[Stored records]
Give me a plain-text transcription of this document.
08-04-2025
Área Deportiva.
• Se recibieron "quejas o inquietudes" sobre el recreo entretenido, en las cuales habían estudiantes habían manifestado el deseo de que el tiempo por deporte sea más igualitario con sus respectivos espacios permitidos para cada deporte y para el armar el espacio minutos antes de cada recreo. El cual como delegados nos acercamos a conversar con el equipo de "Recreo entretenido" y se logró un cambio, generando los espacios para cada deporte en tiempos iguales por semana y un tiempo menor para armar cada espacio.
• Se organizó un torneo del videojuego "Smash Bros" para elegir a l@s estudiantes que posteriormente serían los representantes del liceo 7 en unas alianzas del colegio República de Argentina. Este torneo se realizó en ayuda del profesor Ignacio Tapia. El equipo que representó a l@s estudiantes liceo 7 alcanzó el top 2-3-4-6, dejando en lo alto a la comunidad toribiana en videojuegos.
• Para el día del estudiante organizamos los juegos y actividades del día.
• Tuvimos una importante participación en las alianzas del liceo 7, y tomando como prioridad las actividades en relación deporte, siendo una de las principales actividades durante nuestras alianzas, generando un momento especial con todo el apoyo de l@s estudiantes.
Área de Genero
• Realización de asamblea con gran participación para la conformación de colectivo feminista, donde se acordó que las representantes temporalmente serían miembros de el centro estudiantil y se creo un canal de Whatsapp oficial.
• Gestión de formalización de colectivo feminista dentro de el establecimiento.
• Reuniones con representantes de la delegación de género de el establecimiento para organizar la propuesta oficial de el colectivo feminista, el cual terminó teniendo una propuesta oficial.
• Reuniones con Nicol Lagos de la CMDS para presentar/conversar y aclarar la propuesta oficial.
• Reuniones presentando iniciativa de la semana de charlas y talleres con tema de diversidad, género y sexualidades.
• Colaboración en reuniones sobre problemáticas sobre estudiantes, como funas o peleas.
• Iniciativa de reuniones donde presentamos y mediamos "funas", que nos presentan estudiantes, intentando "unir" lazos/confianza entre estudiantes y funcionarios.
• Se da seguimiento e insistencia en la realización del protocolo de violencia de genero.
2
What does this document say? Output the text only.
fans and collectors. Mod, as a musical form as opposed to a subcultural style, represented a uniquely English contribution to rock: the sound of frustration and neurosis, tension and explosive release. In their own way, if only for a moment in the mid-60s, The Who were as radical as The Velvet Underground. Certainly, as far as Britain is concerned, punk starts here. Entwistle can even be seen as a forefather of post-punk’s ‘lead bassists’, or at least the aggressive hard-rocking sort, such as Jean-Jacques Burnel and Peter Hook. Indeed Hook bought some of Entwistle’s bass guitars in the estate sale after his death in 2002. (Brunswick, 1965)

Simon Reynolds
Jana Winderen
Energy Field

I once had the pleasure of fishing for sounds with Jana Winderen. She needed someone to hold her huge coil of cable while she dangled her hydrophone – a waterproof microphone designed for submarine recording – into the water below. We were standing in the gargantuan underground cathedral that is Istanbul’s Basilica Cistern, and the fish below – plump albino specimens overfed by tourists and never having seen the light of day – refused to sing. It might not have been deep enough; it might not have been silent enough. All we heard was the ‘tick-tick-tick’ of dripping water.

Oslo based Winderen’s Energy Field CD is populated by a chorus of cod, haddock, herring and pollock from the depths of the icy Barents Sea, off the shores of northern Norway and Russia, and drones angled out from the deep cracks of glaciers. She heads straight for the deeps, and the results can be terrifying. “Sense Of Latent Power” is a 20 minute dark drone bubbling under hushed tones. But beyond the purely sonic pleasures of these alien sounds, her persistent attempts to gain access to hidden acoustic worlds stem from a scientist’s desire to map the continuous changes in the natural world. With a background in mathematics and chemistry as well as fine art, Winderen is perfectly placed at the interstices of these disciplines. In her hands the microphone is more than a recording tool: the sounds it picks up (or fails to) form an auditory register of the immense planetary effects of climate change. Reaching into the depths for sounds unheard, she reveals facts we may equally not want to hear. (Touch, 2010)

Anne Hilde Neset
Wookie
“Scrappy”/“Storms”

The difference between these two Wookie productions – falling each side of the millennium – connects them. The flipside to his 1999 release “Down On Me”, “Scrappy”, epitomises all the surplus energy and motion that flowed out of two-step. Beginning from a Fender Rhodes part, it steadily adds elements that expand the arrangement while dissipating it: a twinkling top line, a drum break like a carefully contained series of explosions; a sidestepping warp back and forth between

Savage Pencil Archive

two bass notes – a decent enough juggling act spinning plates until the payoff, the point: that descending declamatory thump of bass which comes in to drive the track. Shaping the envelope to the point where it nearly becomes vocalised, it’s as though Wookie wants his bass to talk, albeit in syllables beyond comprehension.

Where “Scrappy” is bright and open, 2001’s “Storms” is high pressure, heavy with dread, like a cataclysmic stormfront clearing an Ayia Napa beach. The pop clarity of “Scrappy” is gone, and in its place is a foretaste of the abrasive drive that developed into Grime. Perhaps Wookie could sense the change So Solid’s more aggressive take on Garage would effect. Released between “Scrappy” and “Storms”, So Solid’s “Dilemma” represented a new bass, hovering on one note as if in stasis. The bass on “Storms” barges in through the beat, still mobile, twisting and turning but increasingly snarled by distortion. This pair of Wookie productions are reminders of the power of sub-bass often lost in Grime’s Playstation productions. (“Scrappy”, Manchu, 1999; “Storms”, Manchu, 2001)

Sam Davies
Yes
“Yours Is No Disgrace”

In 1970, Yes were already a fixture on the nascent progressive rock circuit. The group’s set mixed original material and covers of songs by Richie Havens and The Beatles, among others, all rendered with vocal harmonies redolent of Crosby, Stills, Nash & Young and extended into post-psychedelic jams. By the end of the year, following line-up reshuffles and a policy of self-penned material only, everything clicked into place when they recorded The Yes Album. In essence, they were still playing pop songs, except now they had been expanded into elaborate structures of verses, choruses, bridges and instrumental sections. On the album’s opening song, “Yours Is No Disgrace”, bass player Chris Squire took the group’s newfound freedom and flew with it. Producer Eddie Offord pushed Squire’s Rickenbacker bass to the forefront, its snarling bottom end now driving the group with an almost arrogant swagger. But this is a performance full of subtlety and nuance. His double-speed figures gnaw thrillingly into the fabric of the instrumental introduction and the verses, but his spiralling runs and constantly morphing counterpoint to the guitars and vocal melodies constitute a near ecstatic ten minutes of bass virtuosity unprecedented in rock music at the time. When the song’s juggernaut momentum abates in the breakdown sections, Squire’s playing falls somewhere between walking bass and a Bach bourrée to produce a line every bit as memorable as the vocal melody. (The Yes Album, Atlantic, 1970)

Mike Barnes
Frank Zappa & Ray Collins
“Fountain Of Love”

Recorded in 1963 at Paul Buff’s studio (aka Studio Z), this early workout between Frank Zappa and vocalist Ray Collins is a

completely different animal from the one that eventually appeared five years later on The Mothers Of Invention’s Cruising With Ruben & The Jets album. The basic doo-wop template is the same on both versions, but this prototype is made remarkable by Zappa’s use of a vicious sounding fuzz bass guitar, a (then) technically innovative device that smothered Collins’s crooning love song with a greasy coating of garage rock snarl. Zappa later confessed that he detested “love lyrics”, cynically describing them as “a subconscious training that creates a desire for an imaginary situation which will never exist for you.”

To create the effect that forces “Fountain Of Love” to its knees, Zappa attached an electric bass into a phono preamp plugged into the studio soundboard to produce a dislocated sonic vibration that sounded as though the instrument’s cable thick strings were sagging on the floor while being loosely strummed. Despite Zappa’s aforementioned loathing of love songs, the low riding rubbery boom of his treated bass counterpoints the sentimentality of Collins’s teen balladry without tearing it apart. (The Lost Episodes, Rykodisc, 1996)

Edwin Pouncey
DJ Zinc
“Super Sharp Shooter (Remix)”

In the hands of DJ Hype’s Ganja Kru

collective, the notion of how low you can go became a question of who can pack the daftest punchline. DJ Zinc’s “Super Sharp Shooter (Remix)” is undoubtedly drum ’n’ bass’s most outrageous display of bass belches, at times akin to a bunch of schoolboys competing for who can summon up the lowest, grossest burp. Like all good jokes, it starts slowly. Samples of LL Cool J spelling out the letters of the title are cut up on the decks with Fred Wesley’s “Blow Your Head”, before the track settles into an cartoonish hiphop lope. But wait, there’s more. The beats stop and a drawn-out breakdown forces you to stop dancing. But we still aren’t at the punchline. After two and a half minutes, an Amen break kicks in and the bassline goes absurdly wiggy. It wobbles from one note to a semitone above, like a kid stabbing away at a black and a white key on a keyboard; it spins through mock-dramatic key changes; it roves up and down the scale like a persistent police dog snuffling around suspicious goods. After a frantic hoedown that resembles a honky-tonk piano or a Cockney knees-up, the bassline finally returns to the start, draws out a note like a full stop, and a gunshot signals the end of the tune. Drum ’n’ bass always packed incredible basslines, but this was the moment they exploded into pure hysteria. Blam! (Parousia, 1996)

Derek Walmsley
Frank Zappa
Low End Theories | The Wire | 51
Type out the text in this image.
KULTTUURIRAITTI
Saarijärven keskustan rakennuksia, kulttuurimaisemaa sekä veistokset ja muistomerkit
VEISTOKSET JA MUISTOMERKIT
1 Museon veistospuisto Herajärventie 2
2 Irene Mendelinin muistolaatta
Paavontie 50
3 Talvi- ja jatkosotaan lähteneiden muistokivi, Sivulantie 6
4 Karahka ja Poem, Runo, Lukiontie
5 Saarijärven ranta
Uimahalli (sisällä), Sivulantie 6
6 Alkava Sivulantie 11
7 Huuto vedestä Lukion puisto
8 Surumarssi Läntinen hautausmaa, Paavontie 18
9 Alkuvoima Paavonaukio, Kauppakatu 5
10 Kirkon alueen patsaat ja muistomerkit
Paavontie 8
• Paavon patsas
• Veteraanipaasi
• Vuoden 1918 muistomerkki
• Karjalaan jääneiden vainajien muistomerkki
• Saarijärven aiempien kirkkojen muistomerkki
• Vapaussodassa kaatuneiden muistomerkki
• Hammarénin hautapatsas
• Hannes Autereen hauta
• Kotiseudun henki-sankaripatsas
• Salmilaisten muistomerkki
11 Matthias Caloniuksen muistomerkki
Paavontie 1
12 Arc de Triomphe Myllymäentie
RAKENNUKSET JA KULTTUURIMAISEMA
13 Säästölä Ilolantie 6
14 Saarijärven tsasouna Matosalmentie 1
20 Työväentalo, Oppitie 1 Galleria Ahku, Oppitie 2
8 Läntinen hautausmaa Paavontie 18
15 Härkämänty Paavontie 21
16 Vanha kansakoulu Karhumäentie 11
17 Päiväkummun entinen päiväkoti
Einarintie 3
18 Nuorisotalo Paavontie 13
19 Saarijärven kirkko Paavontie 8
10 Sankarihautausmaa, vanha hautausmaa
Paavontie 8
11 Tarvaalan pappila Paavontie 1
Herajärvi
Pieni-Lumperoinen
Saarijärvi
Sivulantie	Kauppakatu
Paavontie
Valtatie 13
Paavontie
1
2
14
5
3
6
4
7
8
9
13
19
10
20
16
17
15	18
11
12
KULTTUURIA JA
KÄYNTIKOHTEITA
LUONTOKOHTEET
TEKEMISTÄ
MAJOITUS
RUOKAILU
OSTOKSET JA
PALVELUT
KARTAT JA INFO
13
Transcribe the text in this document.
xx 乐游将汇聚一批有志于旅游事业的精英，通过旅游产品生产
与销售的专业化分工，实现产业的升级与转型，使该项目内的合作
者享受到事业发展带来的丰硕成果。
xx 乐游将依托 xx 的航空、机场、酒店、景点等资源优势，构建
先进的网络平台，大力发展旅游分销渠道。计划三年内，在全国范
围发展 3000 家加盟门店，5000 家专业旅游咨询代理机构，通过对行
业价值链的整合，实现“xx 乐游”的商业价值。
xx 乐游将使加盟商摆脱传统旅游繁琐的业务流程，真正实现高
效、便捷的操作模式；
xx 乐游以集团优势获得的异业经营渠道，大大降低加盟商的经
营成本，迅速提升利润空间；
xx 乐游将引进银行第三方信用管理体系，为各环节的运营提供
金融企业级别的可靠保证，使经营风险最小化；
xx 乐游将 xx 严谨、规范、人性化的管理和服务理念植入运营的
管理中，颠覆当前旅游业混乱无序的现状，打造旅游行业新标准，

* [EXERCISE GOAL]: In the material above, show every line where the word "cable" turns up.

* [RESULT BELOW]:
I once had the pleasure of fishing for sounds with Jana Winderen. She needed someone to hold her huge coil of cable while she dangled her hydrophone – a waterproof microphone designed for submarine recording – into the water below. We were standing in the gargantuan underground cathedral that is Istanbul’s Basilica Cistern, and the fish below – plump albino specimens overfed by tourists and never having seen the light of day – refused to sing. It might not have been deep enough; it might not have been silent enough. All we heard was the ‘tick-tick-tick’ of dripping water.
To create the effect that forces “Fountain Of Love” to its knees, Zappa attached an electric bass into a phono preamp plugged into the studio soundboard to produce a dislocated sonic vibration that sounded as though the instrument’s cable thick strings were sagging on the floor while being loosely strummed. Despite Zappa’s aforementioned loathing of love songs, the low riding rubbery boom of his treated bass counterpoints the sentimentality of Collins’s teen balladry without tearing it apart. (The Lost Episodes, Rykodisc, 1996)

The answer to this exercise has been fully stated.